### WORK TO DO:
Scan the following material for the string "structure" and copy each line in which it appears.

[Records]
□ □ □
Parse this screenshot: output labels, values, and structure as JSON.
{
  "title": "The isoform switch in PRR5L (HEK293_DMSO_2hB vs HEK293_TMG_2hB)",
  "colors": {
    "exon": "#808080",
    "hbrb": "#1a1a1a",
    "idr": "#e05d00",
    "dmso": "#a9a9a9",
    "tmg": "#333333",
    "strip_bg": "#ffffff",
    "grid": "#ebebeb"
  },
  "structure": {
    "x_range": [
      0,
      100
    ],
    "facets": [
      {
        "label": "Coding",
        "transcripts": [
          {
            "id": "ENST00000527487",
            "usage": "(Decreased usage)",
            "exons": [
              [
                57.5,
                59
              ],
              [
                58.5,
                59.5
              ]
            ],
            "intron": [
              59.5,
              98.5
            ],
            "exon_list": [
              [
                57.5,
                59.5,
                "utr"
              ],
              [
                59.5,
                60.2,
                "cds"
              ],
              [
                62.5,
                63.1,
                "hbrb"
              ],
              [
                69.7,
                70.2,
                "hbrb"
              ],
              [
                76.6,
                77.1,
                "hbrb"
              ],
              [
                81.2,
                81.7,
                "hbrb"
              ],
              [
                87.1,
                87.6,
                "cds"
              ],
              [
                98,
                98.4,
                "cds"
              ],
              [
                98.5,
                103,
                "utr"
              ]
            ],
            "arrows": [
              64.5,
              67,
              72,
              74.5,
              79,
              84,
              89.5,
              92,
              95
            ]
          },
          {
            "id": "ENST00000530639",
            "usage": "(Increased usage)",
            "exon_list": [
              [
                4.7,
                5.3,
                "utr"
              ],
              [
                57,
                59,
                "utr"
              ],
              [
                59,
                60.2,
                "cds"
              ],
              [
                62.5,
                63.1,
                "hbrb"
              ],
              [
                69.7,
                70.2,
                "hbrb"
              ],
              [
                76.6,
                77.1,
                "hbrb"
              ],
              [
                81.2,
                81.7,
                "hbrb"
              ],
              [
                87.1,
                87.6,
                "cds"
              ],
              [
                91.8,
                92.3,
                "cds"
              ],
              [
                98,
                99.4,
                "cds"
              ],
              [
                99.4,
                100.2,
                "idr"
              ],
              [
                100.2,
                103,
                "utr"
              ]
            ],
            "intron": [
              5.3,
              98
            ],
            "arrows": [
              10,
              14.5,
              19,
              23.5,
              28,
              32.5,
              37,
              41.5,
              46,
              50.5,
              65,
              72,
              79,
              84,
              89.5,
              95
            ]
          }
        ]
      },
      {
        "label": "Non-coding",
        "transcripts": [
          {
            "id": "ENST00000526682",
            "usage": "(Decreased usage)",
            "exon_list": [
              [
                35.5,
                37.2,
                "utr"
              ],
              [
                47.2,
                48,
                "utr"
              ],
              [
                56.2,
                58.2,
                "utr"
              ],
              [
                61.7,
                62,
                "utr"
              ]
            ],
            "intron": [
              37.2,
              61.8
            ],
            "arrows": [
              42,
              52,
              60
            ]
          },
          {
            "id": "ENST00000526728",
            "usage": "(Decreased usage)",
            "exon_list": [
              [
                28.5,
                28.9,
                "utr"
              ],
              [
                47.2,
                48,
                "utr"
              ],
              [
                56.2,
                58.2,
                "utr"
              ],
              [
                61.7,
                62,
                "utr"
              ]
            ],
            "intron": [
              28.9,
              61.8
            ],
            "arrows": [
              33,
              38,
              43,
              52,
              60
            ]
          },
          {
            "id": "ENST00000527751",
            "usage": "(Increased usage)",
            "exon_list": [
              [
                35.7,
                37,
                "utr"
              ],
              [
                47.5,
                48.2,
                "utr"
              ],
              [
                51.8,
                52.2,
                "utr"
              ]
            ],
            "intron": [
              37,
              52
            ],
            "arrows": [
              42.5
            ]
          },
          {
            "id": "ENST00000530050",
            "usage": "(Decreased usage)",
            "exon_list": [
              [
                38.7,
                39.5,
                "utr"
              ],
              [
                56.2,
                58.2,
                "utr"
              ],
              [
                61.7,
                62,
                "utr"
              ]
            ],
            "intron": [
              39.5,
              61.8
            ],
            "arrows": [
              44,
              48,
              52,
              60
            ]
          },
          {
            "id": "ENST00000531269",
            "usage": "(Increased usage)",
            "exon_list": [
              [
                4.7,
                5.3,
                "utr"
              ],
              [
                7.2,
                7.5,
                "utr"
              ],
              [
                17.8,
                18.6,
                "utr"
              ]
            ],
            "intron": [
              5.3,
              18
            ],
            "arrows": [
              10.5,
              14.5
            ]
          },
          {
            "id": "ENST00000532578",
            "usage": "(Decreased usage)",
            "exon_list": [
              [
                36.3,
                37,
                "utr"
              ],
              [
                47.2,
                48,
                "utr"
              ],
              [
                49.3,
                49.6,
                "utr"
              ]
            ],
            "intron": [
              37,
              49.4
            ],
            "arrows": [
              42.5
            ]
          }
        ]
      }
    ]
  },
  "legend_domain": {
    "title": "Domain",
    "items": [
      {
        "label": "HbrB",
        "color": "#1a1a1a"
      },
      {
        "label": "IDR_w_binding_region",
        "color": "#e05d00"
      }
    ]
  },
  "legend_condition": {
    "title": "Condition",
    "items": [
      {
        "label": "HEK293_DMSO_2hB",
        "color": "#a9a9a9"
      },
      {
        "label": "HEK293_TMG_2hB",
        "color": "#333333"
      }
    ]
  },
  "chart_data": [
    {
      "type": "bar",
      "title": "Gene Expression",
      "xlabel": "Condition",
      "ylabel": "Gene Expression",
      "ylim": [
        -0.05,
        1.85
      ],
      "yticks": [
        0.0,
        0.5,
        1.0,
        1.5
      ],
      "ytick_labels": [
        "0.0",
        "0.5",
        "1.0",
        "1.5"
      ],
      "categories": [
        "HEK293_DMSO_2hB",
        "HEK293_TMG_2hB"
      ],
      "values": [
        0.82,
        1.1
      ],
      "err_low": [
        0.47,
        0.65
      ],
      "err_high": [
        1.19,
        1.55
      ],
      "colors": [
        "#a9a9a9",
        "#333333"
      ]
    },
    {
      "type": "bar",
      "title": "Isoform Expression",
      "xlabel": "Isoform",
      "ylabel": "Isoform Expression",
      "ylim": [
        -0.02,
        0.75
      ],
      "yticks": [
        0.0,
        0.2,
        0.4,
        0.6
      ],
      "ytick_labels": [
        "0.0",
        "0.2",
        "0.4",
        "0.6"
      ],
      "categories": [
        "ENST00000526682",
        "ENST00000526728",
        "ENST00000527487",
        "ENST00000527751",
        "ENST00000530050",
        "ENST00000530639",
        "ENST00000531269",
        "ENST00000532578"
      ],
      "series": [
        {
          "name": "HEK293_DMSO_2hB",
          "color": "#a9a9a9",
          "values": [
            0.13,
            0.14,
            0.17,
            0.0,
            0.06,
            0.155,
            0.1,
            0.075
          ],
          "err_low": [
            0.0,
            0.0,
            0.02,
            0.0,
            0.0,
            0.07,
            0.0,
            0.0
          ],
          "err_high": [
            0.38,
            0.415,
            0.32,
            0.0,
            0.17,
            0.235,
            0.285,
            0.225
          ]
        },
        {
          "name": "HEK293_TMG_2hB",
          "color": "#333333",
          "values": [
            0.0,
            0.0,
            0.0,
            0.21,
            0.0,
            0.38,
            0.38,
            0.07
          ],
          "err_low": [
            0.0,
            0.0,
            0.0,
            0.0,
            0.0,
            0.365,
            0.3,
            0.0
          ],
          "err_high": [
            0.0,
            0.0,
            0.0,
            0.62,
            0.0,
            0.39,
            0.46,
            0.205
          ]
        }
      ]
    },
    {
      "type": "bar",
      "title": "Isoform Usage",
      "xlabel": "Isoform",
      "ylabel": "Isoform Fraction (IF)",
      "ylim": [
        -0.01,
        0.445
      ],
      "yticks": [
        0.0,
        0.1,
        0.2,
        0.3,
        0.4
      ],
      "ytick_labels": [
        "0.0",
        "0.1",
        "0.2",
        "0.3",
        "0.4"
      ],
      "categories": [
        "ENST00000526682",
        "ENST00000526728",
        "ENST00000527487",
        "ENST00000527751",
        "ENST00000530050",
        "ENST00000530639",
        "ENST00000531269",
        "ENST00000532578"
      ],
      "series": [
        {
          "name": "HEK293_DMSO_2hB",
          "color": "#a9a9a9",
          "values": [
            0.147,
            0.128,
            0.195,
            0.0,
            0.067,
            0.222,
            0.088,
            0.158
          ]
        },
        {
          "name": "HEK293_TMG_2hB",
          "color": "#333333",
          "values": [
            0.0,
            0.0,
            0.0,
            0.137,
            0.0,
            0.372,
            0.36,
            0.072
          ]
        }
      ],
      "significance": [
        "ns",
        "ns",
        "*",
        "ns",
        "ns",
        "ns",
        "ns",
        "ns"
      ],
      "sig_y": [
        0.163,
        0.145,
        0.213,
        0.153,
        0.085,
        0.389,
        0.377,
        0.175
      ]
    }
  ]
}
□ □ □
### FINAL RESULT:
Parse this screenshot: output labels, values, and structure as JSON.
  "structure": {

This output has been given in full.